==== INPUT DATA

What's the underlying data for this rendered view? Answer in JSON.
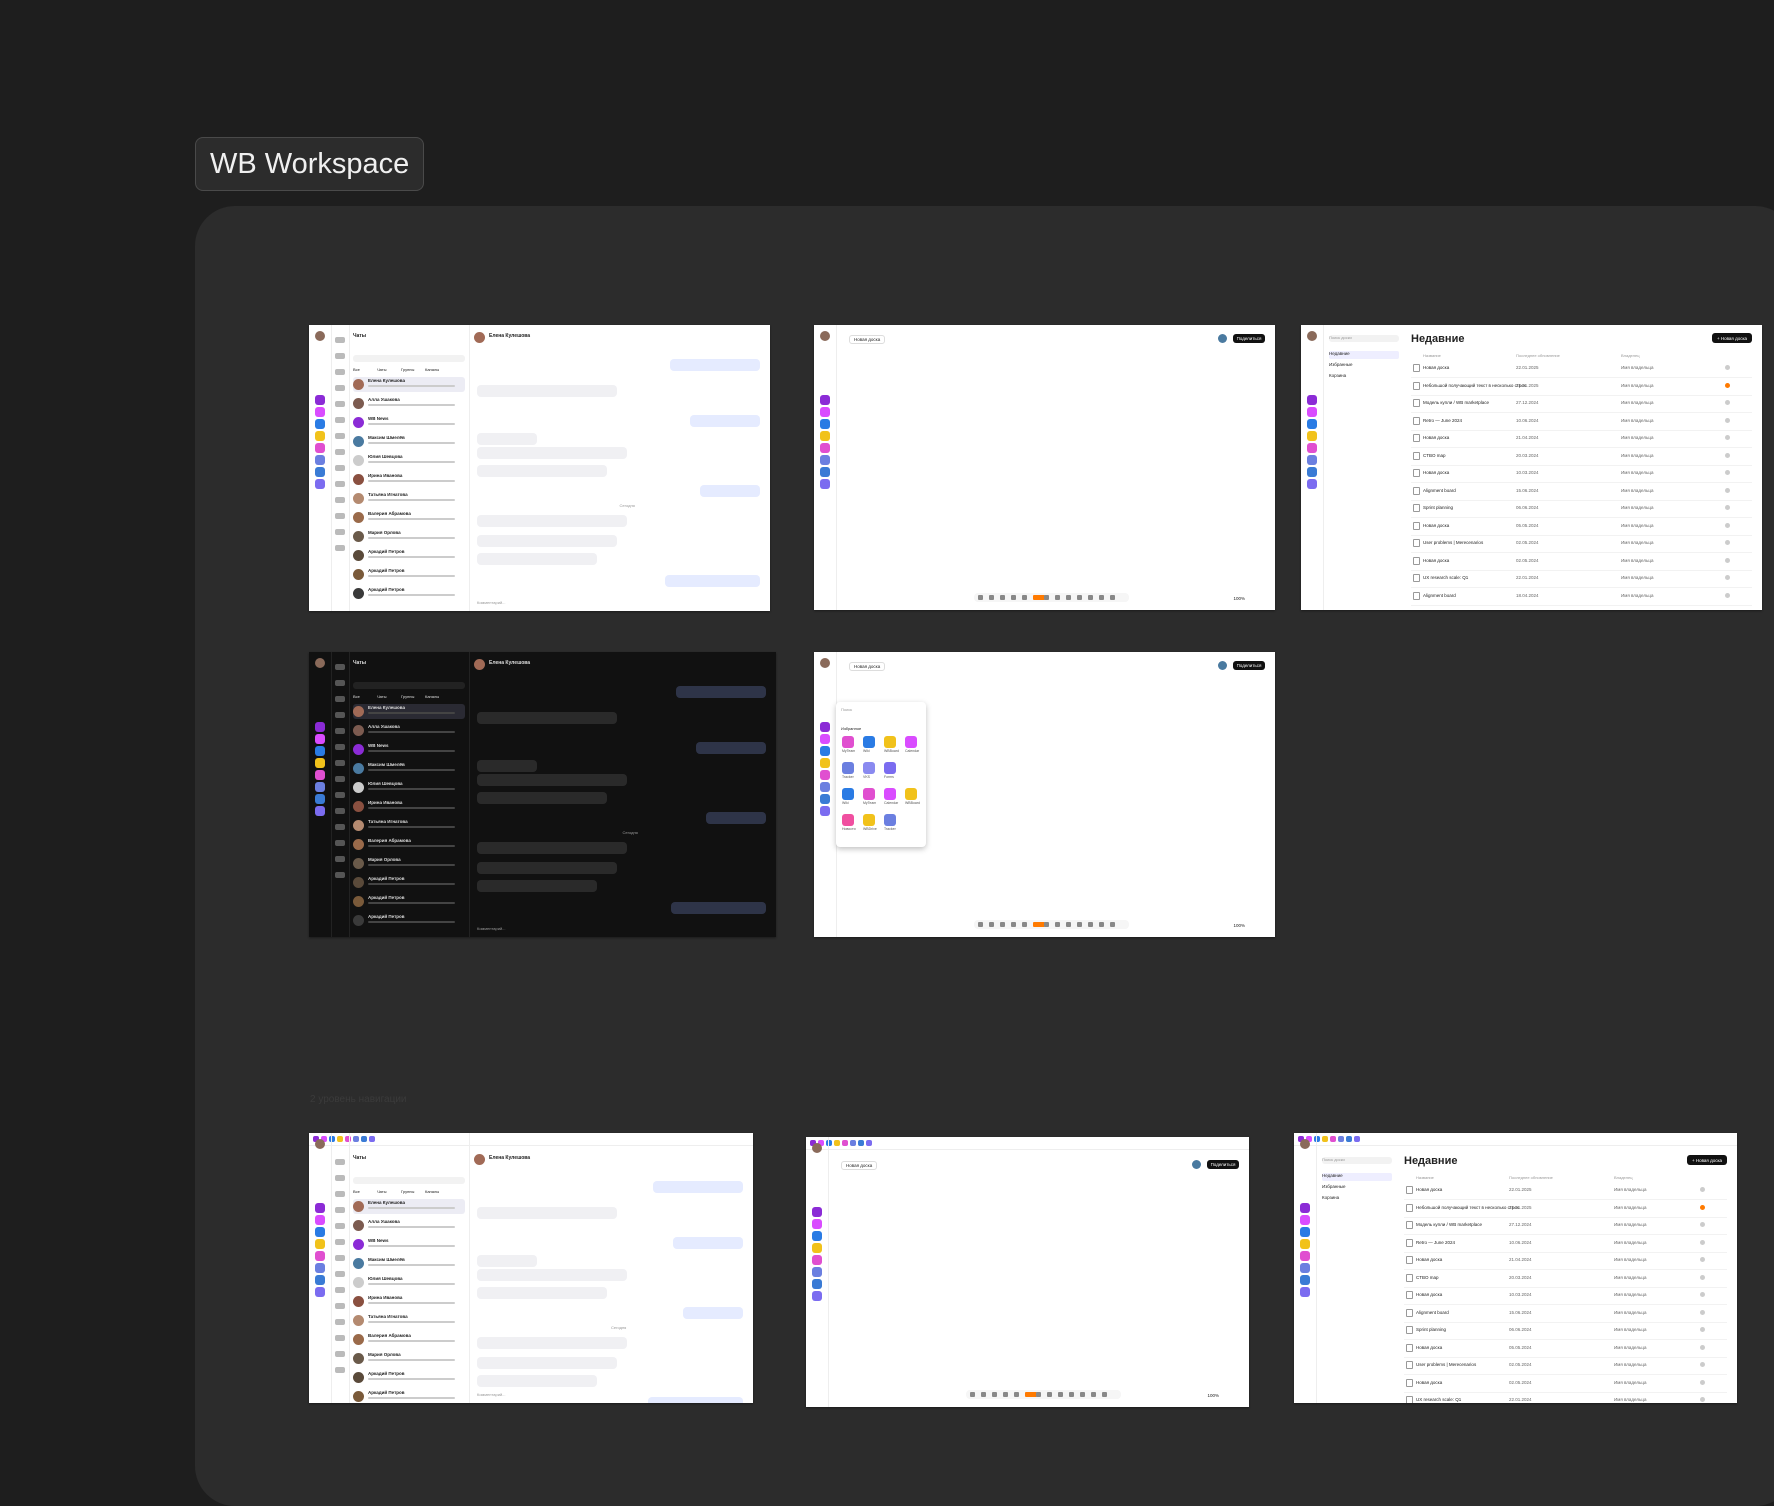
{
  "workspace": {
    "title": "WB Workspace"
  },
  "section_label": "2 уровень навигации",
  "chat": {
    "header": "Чаты",
    "contact_name": "Елена Кулешова",
    "tabs": [
      "Все",
      "Чаты",
      "Группы",
      "Каналы"
    ],
    "rows": [
      {
        "name": "Елена Кулешова",
        "color": "#a16a56"
      },
      {
        "name": "Алла Ушакова",
        "color": "#7c5b50"
      },
      {
        "name": "WB News",
        "color": "#8b2bd6"
      },
      {
        "name": "Максим Шмелёв",
        "color": "#4a7aa0"
      },
      {
        "name": "Юлия Шевцова",
        "color": "#ccc"
      },
      {
        "name": "Ирина Иванова",
        "color": "#8a5040"
      },
      {
        "name": "Татьяна Игнатова",
        "color": "#b48a70"
      },
      {
        "name": "Валерия Абрамова",
        "color": "#9a6a4a"
      },
      {
        "name": "Мария Орлова",
        "color": "#6a5a4a"
      },
      {
        "name": "Аркадий Петров",
        "color": "#5a4a3a"
      },
      {
        "name": "Аркадий Петров",
        "color": "#7a5a3a"
      },
      {
        "name": "Аркадий Петров",
        "color": "#3a3a3a"
      }
    ],
    "separator": "Сегодня",
    "compose_placeholder": "Комментарий..."
  },
  "board": {
    "title": "Новая доска",
    "share": "Поделиться",
    "zoom": "100%",
    "popup": {
      "search": "Поиск",
      "section": "Избранное",
      "apps": [
        {
          "label": "MyTeam",
          "color": "#e04fd0"
        },
        {
          "label": "Wiki",
          "color": "#2a7be4"
        },
        {
          "label": "WBBoard",
          "color": "#f1c21b"
        },
        {
          "label": "Calendar",
          "color": "#d94cff"
        },
        {
          "label": "Tracker",
          "color": "#6b7fe0"
        },
        {
          "label": "VKS",
          "color": "#8a8af0"
        },
        {
          "label": "Forms",
          "color": "#7b6cf0"
        },
        {
          "label": "",
          "color": "#ffffff"
        },
        {
          "label": "Wiki",
          "color": "#2a7be4"
        },
        {
          "label": "MyTeam",
          "color": "#e04fd0"
        },
        {
          "label": "Calendar",
          "color": "#d94cff"
        },
        {
          "label": "WBBoard",
          "color": "#f1c21b"
        },
        {
          "label": "Новости",
          "color": "#f04fa0"
        },
        {
          "label": "WBDrive",
          "color": "#f1c21b"
        },
        {
          "label": "Tracker",
          "color": "#6b7fe0"
        }
      ]
    }
  },
  "recent": {
    "search": "Поиск доски",
    "heading": "Недавние",
    "new_button": "+ Новая доска",
    "nav": [
      "Недавние",
      "Избранные",
      "Корзина"
    ],
    "columns": [
      "Название",
      "Последнее обновление",
      "Владелец"
    ],
    "rows": [
      {
        "name": "Новая доска",
        "date": "22.01.2025",
        "owner": "Имя владельца",
        "starred": false
      },
      {
        "name": "Небольшой получающий текст в несколько строк",
        "date": "21.01.2025",
        "owner": "Имя владельца",
        "starred": true
      },
      {
        "name": "Модель купли / WB marketplace",
        "date": "27.12.2024",
        "owner": "Имя владельца",
        "starred": false
      },
      {
        "name": "Retro — June 2024",
        "date": "10.06.2024",
        "owner": "Имя владельца",
        "starred": false
      },
      {
        "name": "Новая доска",
        "date": "21.04.2024",
        "owner": "Имя владельца",
        "starred": false
      },
      {
        "name": "CTBO map",
        "date": "20.03.2024",
        "owner": "Имя владельца",
        "starred": false
      },
      {
        "name": "Новая доска",
        "date": "10.03.2024",
        "owner": "Имя владельца",
        "starred": false
      },
      {
        "name": "Alignment board",
        "date": "15.06.2024",
        "owner": "Имя владельца",
        "starred": false
      },
      {
        "name": "Sprint planning",
        "date": "06.06.2024",
        "owner": "Имя владельца",
        "starred": false
      },
      {
        "name": "Новая доска",
        "date": "05.05.2024",
        "owner": "Имя владельца",
        "starred": false
      },
      {
        "name": "User problems | Merecenarios",
        "date": "02.05.2024",
        "owner": "Имя владельца",
        "starred": false
      },
      {
        "name": "Новая доска",
        "date": "02.05.2024",
        "owner": "Имя владельца",
        "starred": false
      },
      {
        "name": "UX research scale: Q1",
        "date": "22.01.2024",
        "owner": "Имя владельца",
        "starred": false
      },
      {
        "name": "Alignment board",
        "date": "18.04.2024",
        "owner": "Имя владельца",
        "starred": false
      }
    ]
  },
  "app_colors": [
    "#8b2bd6",
    "#d94cff",
    "#2a7be4",
    "#f1c21b",
    "#e04fd0",
    "#6b7fe0",
    "#3a7bd5",
    "#7b6cf0"
  ]
}
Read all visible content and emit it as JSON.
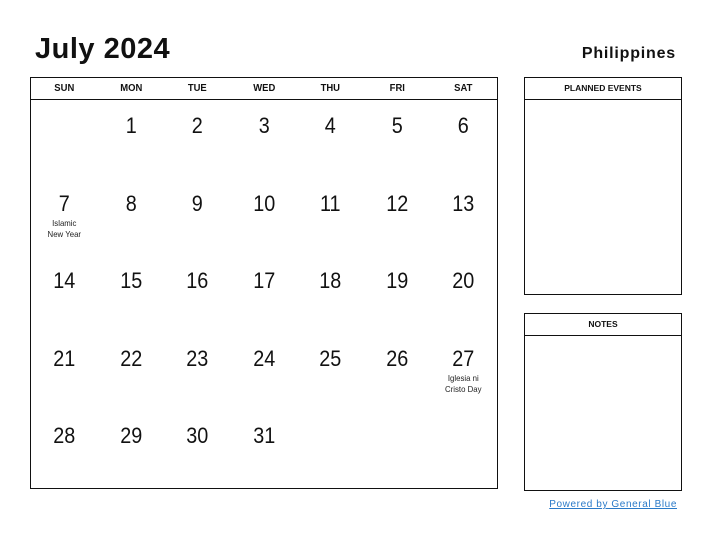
{
  "header": {
    "title": "July 2024",
    "country": "Philippines"
  },
  "calendar": {
    "weekdays": [
      "SUN",
      "MON",
      "TUE",
      "WED",
      "THU",
      "FRI",
      "SAT"
    ],
    "weeks": [
      [
        {
          "d": ""
        },
        {
          "d": "1"
        },
        {
          "d": "2"
        },
        {
          "d": "3"
        },
        {
          "d": "4"
        },
        {
          "d": "5"
        },
        {
          "d": "6"
        }
      ],
      [
        {
          "d": "7",
          "h": "Islamic New Year"
        },
        {
          "d": "8"
        },
        {
          "d": "9"
        },
        {
          "d": "10"
        },
        {
          "d": "11"
        },
        {
          "d": "12"
        },
        {
          "d": "13"
        }
      ],
      [
        {
          "d": "14"
        },
        {
          "d": "15"
        },
        {
          "d": "16"
        },
        {
          "d": "17"
        },
        {
          "d": "18"
        },
        {
          "d": "19"
        },
        {
          "d": "20"
        }
      ],
      [
        {
          "d": "21"
        },
        {
          "d": "22"
        },
        {
          "d": "23"
        },
        {
          "d": "24"
        },
        {
          "d": "25"
        },
        {
          "d": "26"
        },
        {
          "d": "27",
          "h": "Iglesia ni Cristo Day"
        }
      ],
      [
        {
          "d": "28"
        },
        {
          "d": "29"
        },
        {
          "d": "30"
        },
        {
          "d": "31"
        },
        {
          "d": ""
        },
        {
          "d": ""
        },
        {
          "d": ""
        }
      ]
    ]
  },
  "panels": {
    "planned_events": "PLANNED EVENTS",
    "notes": "NOTES"
  },
  "footer": {
    "link": "Powered by General Blue",
    "link_color": "#2a7ac8"
  }
}
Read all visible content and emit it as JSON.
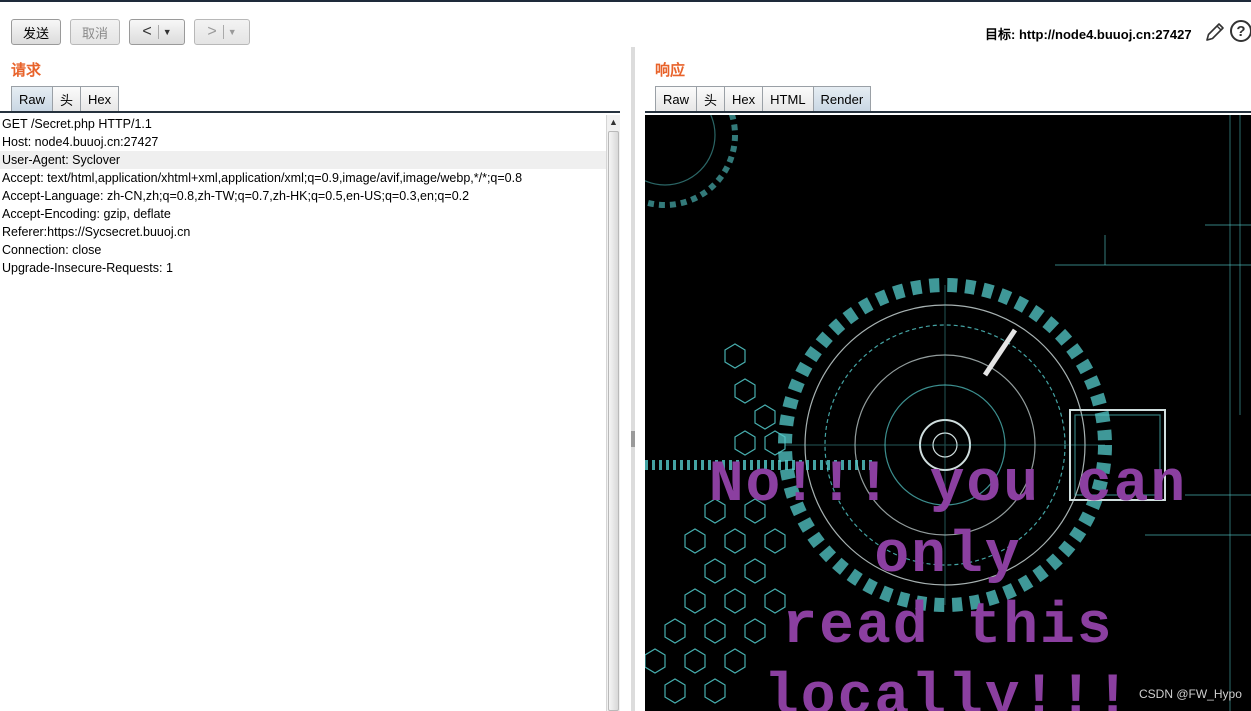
{
  "toolbar": {
    "send_label": "发送",
    "cancel_label": "取消",
    "back_label": "<",
    "forward_label": ">",
    "dropdown_glyph": "▼",
    "target_text": "目标: http://node4.buuoj.cn:27427",
    "help_label": "?"
  },
  "request": {
    "title": "请求",
    "tabs": [
      "Raw",
      "头",
      "Hex"
    ],
    "active_tab": "Raw",
    "lines": [
      "GET /Secret.php HTTP/1.1",
      "Host: node4.buuoj.cn:27427",
      "User-Agent: Syclover",
      "Accept: text/html,application/xhtml+xml,application/xml;q=0.9,image/avif,image/webp,*/*;q=0.8",
      "Accept-Language: zh-CN,zh;q=0.8,zh-TW;q=0.7,zh-HK;q=0.5,en-US;q=0.3,en;q=0.2",
      "Accept-Encoding: gzip, deflate",
      "Referer:https://Sycsecret.buuoj.cn",
      "Connection: close",
      "Upgrade-Insecure-Requests: 1"
    ],
    "highlighted_line": 2
  },
  "response": {
    "title": "响应",
    "tabs": [
      "Raw",
      "头",
      "Hex",
      "HTML",
      "Render"
    ],
    "active_tab": "Render",
    "render_text_lines": [
      "No!!! you can only",
      "read this",
      "locally!!!"
    ],
    "render_text_color": "#8b3fa0",
    "background_color": "#000000",
    "graphic_accent": "#5fe3e3"
  },
  "watermark": "CSDN @FW_Hypo",
  "icons": {
    "edit": "pencil-icon",
    "help": "help-icon"
  },
  "colors": {
    "pane_title": "#e8632b",
    "active_tab": "#c8d6e3"
  }
}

========

Where a line in the entries holds "buuoj", copy that line.

▶ COMPLETED EXERCISE
    "target_text": "目标: http://node4.buuoj.cn:27427",
      "Host: node4.buuoj.cn:27427",
      "Referer:https://Sycsecret.buuoj.cn",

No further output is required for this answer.